## [Work to do]
Transcribe all records exactly.

## [The records]

^^^^^^^^

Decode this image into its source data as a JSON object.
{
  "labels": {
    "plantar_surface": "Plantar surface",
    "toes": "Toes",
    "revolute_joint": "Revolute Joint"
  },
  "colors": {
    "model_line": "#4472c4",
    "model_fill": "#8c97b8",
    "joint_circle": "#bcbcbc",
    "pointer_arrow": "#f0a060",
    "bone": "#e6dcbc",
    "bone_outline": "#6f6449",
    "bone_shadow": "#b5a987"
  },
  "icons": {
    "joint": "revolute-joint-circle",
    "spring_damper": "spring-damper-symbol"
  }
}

^^^^^^^^

## [Task response]
Decode this image into its source data as a JSON object.
{
  "labels": {
    "plantar_surface": "Plantar surface",
    "toes": "Toes",
    "revolute_joint": "Revolute Joint"
  },
  "colors": {
    "model_line": "#4472c4",
    "model_fill": "#8c97b8",
    "joint_circle": "#bcbcbc",
    "pointer_arrow": "#f0a060",
    "bone": "#e6dcbc",
    "bone_outline": "#6f6449",
    "bone_shadow": "#b5a987"
  },
  "icons": {
    "joint": "revolute-joint-circle",
    "spring_damper": "spring-damper-symbol"
  }
}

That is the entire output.